In the entries below, find the lines with the word "this" and copy them.

--- start DATASET ENTRIES ---

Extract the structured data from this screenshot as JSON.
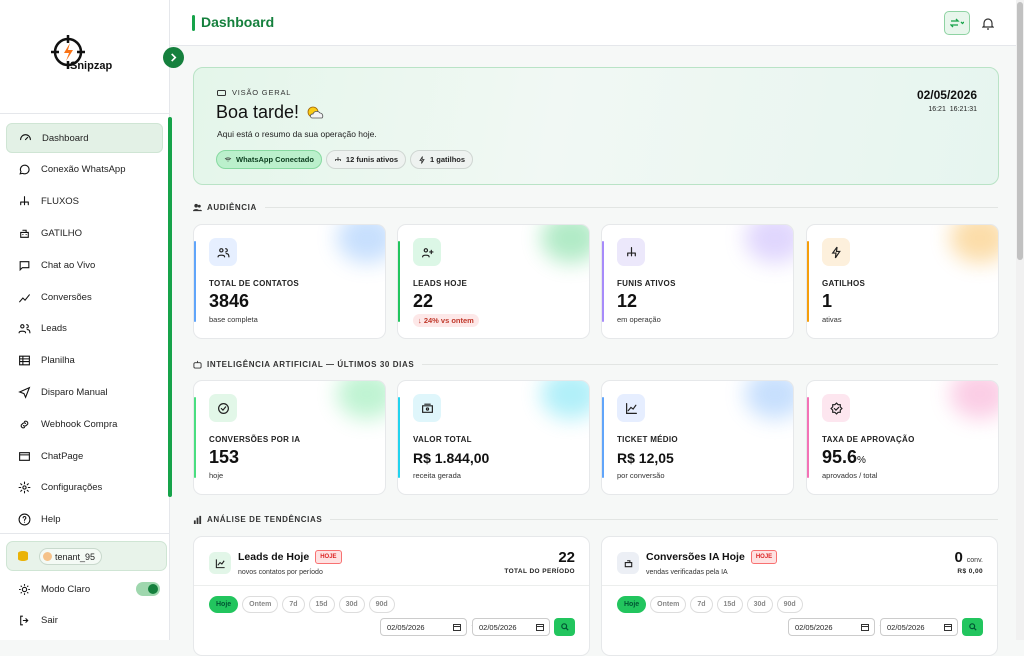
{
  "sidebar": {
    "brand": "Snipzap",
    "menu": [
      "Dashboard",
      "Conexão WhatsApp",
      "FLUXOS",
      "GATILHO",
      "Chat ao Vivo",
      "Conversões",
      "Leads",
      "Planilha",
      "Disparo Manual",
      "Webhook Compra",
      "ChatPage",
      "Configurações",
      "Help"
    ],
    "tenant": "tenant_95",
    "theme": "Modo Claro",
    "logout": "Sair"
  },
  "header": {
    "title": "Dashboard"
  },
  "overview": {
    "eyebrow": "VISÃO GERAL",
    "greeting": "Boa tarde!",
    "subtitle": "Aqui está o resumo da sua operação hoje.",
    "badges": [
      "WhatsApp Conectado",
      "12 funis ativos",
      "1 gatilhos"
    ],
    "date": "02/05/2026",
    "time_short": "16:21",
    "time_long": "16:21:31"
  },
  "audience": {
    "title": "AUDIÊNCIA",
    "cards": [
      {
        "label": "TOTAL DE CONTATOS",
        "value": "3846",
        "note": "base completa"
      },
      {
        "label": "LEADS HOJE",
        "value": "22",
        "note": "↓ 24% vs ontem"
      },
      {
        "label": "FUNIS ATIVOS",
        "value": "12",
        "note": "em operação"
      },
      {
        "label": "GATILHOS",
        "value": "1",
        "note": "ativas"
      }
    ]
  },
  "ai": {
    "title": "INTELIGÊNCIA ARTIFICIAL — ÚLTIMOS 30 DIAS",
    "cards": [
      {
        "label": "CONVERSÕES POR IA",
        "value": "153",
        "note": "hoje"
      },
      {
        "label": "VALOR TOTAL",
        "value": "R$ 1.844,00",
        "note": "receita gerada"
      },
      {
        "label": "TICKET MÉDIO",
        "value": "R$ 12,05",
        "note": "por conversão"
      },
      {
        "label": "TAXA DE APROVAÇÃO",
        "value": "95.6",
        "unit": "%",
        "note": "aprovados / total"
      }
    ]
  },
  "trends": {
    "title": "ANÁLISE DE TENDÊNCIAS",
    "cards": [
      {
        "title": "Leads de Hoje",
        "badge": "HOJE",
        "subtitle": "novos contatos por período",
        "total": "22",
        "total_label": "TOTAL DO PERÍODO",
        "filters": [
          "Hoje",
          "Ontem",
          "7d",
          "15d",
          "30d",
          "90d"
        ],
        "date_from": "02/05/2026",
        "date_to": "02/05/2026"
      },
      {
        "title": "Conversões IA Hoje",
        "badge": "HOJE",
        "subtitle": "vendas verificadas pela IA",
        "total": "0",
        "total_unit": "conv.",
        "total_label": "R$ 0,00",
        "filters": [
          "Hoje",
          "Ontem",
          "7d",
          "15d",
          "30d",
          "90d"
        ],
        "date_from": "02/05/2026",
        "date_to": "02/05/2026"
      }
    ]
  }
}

--- end DATASET ENTRIES ---
--- start DATASET ENTRIES ---

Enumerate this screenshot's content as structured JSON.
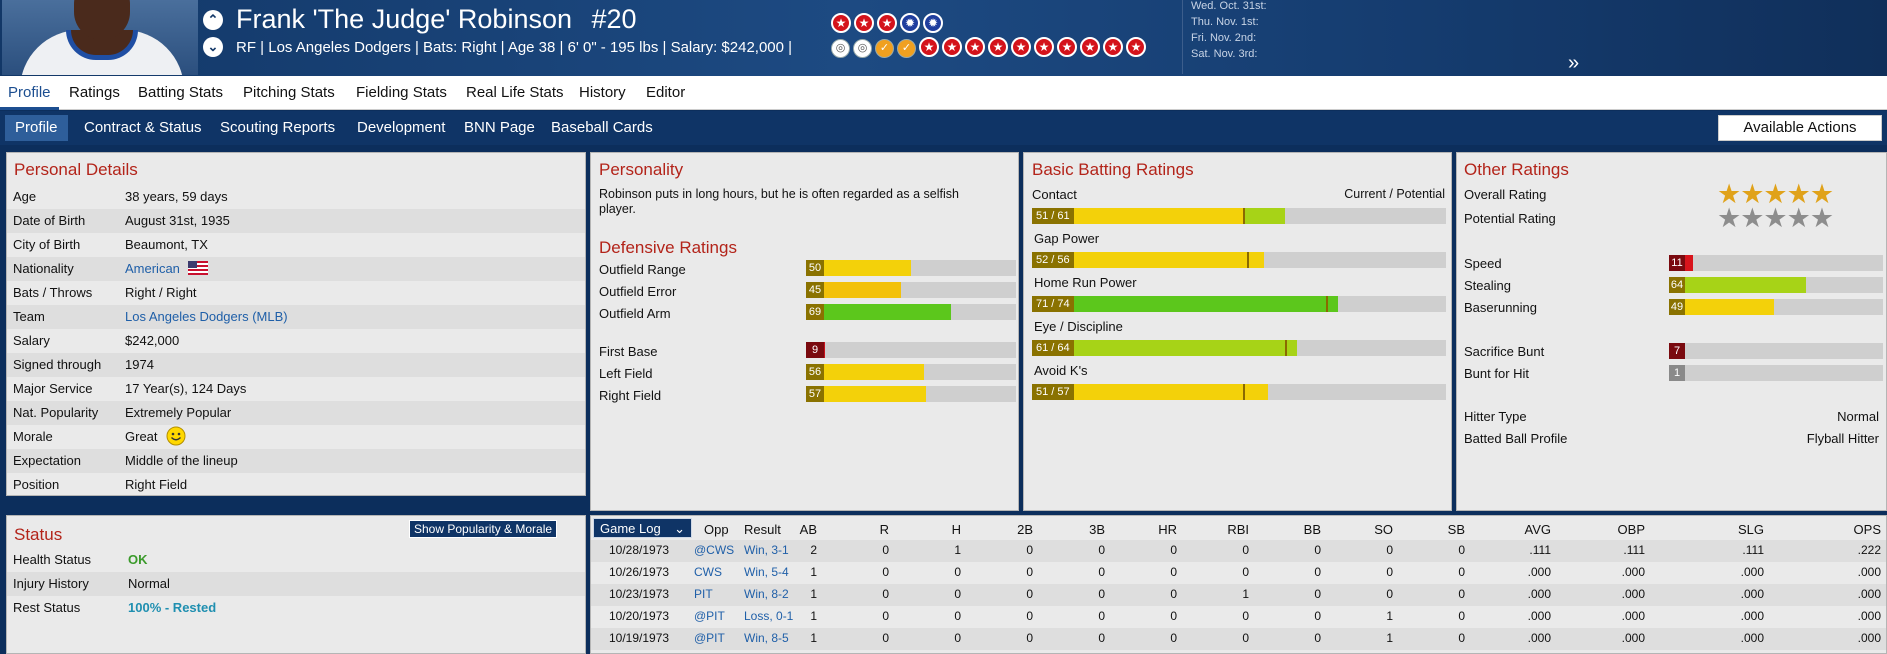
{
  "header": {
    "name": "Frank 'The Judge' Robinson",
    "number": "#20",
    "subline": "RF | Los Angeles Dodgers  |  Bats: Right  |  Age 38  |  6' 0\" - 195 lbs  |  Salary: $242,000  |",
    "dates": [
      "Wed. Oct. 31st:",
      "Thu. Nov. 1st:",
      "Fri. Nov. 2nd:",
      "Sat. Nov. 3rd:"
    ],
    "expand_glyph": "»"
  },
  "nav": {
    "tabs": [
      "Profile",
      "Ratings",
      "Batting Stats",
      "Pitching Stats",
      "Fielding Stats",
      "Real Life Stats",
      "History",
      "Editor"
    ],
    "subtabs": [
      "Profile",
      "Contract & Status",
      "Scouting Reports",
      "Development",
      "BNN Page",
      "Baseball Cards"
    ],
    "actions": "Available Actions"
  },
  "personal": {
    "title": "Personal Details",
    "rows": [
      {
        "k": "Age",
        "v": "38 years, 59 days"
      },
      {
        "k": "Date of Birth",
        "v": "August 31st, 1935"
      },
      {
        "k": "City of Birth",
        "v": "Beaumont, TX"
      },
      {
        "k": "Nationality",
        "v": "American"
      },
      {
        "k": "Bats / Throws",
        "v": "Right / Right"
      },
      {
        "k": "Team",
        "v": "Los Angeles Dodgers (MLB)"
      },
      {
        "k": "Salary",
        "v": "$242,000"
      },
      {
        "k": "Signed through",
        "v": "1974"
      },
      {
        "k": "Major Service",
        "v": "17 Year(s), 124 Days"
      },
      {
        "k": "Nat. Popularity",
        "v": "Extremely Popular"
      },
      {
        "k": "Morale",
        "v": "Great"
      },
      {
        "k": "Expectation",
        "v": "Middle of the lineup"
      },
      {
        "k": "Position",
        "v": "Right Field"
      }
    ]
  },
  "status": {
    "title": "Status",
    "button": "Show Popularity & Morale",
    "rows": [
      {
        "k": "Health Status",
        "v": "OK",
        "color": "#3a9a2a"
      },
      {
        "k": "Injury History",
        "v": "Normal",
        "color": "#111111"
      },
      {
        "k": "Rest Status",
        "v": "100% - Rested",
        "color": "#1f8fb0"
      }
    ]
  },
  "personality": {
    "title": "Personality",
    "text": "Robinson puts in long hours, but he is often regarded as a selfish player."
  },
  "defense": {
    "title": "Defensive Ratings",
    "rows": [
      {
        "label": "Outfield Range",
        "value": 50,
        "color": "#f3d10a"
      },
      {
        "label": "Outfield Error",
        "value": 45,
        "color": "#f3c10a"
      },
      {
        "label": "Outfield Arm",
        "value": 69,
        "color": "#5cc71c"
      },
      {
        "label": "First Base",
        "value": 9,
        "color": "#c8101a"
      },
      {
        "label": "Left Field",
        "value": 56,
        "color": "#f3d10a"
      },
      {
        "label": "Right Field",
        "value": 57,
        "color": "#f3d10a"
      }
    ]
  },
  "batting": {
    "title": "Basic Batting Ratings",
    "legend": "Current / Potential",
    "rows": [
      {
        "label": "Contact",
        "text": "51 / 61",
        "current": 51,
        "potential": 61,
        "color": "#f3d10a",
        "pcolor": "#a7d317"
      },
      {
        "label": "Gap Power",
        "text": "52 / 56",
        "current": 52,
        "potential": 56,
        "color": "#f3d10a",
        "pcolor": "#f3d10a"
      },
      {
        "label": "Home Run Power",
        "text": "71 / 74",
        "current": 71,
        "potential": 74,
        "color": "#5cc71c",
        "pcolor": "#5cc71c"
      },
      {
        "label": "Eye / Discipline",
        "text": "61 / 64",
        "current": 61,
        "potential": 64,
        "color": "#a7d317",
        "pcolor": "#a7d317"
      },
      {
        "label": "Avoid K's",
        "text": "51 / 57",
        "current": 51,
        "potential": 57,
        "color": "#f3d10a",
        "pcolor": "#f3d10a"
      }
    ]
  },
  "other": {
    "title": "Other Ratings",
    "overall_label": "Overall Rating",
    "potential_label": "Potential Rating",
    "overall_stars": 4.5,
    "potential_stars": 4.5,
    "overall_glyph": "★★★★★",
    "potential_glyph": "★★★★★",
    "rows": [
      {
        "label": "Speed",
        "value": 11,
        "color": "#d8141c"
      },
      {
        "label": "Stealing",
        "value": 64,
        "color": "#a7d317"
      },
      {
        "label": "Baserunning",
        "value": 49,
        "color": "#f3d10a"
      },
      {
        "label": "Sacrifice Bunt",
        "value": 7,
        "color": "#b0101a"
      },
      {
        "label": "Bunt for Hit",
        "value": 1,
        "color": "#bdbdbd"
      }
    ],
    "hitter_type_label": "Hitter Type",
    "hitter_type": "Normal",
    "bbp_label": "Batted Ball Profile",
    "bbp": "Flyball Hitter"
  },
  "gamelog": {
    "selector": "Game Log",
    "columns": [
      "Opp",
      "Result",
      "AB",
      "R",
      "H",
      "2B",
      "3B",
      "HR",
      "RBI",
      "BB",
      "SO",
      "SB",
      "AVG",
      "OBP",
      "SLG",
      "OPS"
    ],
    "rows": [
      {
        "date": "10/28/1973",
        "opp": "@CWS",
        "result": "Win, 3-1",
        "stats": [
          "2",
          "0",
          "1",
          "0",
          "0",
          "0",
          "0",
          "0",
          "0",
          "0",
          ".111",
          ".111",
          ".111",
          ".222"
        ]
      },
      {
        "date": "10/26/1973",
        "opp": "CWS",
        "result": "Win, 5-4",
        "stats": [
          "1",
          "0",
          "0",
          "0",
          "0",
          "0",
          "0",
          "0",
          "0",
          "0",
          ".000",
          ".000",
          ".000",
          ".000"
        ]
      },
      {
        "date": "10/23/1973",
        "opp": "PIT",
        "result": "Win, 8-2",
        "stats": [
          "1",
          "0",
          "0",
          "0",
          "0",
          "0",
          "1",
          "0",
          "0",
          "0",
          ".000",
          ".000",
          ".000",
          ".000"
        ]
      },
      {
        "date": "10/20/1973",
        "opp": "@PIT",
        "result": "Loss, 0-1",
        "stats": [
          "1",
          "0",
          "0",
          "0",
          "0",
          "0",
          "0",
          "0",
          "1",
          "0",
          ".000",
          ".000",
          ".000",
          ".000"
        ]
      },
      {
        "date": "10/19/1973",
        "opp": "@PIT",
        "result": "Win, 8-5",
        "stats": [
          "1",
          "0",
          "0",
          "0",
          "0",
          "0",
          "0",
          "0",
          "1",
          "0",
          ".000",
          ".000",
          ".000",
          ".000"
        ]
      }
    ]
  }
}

--- end DATASET ENTRIES ---

§ RESULT
Extract the structured data from this screenshot as JSON.
Enumerate this screenshot's content as structured JSON.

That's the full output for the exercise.